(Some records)

======

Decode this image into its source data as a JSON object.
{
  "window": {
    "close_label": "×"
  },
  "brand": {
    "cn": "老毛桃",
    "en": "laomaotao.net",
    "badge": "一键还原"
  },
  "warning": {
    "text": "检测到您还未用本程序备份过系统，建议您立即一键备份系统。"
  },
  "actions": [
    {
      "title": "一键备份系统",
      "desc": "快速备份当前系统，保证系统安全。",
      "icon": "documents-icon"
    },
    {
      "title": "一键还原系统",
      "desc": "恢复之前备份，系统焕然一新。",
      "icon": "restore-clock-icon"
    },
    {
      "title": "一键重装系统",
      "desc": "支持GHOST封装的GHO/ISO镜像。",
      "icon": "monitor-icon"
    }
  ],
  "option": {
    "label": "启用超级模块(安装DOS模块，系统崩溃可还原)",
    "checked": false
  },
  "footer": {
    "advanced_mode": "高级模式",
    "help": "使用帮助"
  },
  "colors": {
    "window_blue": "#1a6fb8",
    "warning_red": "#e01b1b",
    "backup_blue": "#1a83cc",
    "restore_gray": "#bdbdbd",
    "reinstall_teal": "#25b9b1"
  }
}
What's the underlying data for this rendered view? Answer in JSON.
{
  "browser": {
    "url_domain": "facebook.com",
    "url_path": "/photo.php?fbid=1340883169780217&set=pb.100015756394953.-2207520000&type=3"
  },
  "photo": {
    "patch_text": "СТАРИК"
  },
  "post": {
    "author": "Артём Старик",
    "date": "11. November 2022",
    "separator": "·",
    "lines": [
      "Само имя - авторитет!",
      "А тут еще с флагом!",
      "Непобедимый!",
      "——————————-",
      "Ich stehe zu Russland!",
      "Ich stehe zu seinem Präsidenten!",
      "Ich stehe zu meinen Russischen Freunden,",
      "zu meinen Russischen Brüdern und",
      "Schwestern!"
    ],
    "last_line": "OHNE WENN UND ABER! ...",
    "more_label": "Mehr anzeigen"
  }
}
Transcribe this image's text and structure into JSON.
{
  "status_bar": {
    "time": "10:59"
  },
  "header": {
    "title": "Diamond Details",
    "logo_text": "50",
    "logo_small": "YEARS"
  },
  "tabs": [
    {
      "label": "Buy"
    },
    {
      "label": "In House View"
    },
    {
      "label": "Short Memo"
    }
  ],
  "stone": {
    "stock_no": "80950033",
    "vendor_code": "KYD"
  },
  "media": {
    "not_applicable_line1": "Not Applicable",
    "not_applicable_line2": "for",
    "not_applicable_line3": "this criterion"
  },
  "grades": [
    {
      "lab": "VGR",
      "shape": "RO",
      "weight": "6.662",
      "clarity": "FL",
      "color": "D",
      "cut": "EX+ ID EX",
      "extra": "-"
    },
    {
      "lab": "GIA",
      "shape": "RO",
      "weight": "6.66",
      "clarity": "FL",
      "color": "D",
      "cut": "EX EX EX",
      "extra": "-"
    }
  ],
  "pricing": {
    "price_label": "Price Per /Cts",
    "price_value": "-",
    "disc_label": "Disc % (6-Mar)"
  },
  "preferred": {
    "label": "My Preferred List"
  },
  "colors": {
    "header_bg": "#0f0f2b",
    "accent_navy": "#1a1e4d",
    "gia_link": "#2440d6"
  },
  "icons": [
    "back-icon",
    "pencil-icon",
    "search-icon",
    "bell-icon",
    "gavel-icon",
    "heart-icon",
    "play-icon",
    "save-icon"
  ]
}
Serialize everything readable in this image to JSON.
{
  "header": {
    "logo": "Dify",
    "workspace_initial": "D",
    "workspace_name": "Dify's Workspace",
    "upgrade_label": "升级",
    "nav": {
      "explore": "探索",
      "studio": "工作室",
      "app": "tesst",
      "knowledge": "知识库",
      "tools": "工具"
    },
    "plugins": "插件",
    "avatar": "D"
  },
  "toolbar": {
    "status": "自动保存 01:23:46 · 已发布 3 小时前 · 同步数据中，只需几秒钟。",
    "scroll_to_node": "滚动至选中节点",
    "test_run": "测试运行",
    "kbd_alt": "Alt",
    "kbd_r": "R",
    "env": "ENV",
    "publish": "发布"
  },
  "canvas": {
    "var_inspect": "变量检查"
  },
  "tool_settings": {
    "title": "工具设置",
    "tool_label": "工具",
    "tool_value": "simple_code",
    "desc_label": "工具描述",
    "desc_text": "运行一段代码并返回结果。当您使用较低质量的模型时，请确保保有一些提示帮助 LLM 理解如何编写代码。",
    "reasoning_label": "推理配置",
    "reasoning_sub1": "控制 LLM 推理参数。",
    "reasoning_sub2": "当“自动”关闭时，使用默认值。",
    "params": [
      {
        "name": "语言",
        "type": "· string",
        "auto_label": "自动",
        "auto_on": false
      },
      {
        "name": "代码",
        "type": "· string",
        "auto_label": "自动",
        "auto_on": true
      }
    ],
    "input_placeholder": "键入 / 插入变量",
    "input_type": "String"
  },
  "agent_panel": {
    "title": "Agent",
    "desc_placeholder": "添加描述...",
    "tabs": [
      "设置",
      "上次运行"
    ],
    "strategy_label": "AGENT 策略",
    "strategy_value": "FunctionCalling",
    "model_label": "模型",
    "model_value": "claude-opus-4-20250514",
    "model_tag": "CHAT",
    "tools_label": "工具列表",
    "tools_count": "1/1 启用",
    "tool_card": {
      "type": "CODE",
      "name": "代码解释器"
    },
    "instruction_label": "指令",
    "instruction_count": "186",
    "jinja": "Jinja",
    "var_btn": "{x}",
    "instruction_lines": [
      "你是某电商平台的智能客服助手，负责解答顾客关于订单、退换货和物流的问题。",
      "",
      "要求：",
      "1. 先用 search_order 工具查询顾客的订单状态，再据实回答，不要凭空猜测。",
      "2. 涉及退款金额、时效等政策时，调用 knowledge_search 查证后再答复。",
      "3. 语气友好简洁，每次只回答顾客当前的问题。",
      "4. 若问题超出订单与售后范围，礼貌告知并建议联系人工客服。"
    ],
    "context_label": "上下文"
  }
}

======

> _What is needed_:
Write the material out again in its entirety, exactly as shown.

> _Correct output_:
Decode this image into its source data as a JSON object.
{
  "window": {
    "close_label": "×"
  },
  "brand": {
    "cn": "老毛桃",
    "en": "laomaotao.net",
    "badge": "一键还原"
  },
  "warning": {
    "text": "检测到您还未用本程序备份过系统，建议您立即一键备份系统。"
  },
  "actions": [
    {
      "title": "一键备份系统",
      "desc": "快速备份当前系统，保证系统安全。",
      "icon": "documents-icon"
    },
    {
      "title": "一键还原系统",
      "desc": "恢复之前备份，系统焕然一新。",
      "icon": "restore-clock-icon"
    },
    {
      "title": "一键重装系统",
      "desc": "支持GHOST封装的GHO/ISO镜像。",
      "icon": "monitor-icon"
    }
  ],
  "option": {
    "label": "启用超级模块(安装DOS模块，系统崩溃可还原)",
    "checked": false
  },
  "footer": {
    "advanced_mode": "高级模式",
    "help": "使用帮助"
  },
  "colors": {
    "window_blue": "#1a6fb8",
    "warning_red": "#e01b1b",
    "backup_blue": "#1a83cc",
    "restore_gray": "#bdbdbd",
    "reinstall_teal": "#25b9b1"
  }
}
What's the underlying data for this rendered view? Answer in JSON.
{
  "browser": {
    "url_domain": "facebook.com",
    "url_path": "/photo.php?fbid=1340883169780217&set=pb.100015756394953.-2207520000&type=3"
  },
  "photo": {
    "patch_text": "СТАРИК"
  },
  "post": {
    "author": "Артём Старик",
    "date": "11. November 2022",
    "separator": "·",
    "lines": [
      "Само имя - авторитет!",
      "А тут еще с флагом!",
      "Непобедимый!",
      "——————————-",
      "Ich stehe zu Russland!",
      "Ich stehe zu seinem Präsidenten!",
      "Ich stehe zu meinen Russischen Freunden,",
      "zu meinen Russischen Brüdern und",
      "Schwestern!"
    ],
    "last_line": "OHNE WENN UND ABER! ...",
    "more_label": "Mehr anzeigen"
  }
}
Transcribe this image's text and structure into JSON.
{
  "status_bar": {
    "time": "10:59"
  },
  "header": {
    "title": "Diamond Details",
    "logo_text": "50",
    "logo_small": "YEARS"
  },
  "tabs": [
    {
      "label": "Buy"
    },
    {
      "label": "In House View"
    },
    {
      "label": "Short Memo"
    }
  ],
  "stone": {
    "stock_no": "80950033",
    "vendor_code": "KYD"
  },
  "media": {
    "not_applicable_line1": "Not Applicable",
    "not_applicable_line2": "for",
    "not_applicable_line3": "this criterion"
  },
  "grades": [
    {
      "lab": "VGR",
      "shape": "RO",
      "weight": "6.662",
      "clarity": "FL",
      "color": "D",
      "cut": "EX+ ID EX",
      "extra": "-"
    },
    {
      "lab": "GIA",
      "shape": "RO",
      "weight": "6.66",
      "clarity": "FL",
      "color": "D",
      "cut": "EX EX EX",
      "extra": "-"
    }
  ],
  "pricing": {
    "price_label": "Price Per /Cts",
    "price_value": "-",
    "disc_label": "Disc % (6-Mar)"
  },
  "preferred": {
    "label": "My Preferred List"
  },
  "colors": {
    "header_bg": "#0f0f2b",
    "accent_navy": "#1a1e4d",
    "gia_link": "#2440d6"
  },
  "icons": [
    "back-icon",
    "pencil-icon",
    "search-icon",
    "bell-icon",
    "gavel-icon",
    "heart-icon",
    "play-icon",
    "save-icon"
  ]
}
Serialize everything readable in this image to JSON.
{
  "header": {
    "logo": "Dify",
    "workspace_initial": "D",
    "workspace_name": "Dify's Workspace",
    "upgrade_label": "升级",
    "nav": {
      "explore": "探索",
      "studio": "工作室",
      "app": "tesst",
      "knowledge": "知识库",
      "tools": "工具"
    },
    "plugins": "插件",
    "avatar": "D"
  },
  "toolbar": {
    "status": "自动保存 01:23:46 · 已发布 3 小时前 · 同步数据中，只需几秒钟。",
    "scroll_to_node": "滚动至选中节点",
    "test_run": "测试运行",
    "kbd_alt": "Alt",
    "kbd_r": "R",
    "env": "ENV",
    "publish": "发布"
  },
  "canvas": {
    "var_inspect": "变量检查"
  },
  "tool_settings": {
    "title": "工具设置",
    "tool_label": "工具",
    "tool_value": "simple_code",
    "desc_label": "工具描述",
    "desc_text": "运行一段代码并返回结果。当您使用较低质量的模型时，请确保保有一些提示帮助 LLM 理解如何编写代码。",
    "reasoning_label": "推理配置",
    "reasoning_sub1": "控制 LLM 推理参数。",
    "reasoning_sub2": "当“自动”关闭时，使用默认值。",
    "params": [
      {
        "name": "语言",
        "type": "· string",
        "auto_label": "自动",
        "auto_on": false
      },
      {
        "name": "代码",
        "type": "· string",
        "auto_label": "自动",
        "auto_on": true
      }
    ],
    "input_placeholder": "键入 / 插入变量",
    "input_type": "String"
  },
  "agent_panel": {
    "title": "Agent",
    "desc_placeholder": "添加描述...",
    "tabs": [
      "设置",
      "上次运行"
    ],
    "strategy_label": "AGENT 策略",
    "strategy_value": "FunctionCalling",
    "model_label": "模型",
    "model_value": "claude-opus-4-20250514",
    "model_tag": "CHAT",
    "tools_label": "工具列表",
    "tools_count": "1/1 启用",
    "tool_card": {
      "type": "CODE",
      "name": "代码解释器"
    },
    "instruction_label": "指令",
    "instruction_count": "186",
    "jinja": "Jinja",
    "var_btn": "{x}",
    "instruction_lines": [
      "你是某电商平台的智能客服助手，负责解答顾客关于订单、退换货和物流的问题。",
      "",
      "要求：",
      "1. 先用 search_order 工具查询顾客的订单状态，再据实回答，不要凭空猜测。",
      "2. 涉及退款金额、时效等政策时，调用 knowledge_search 查证后再答复。",
      "3. 语气友好简洁，每次只回答顾客当前的问题。",
      "4. 若问题超出订单与售后范围，礼貌告知并建议联系人工客服。"
    ],
    "context_label": "上下文"
  }
}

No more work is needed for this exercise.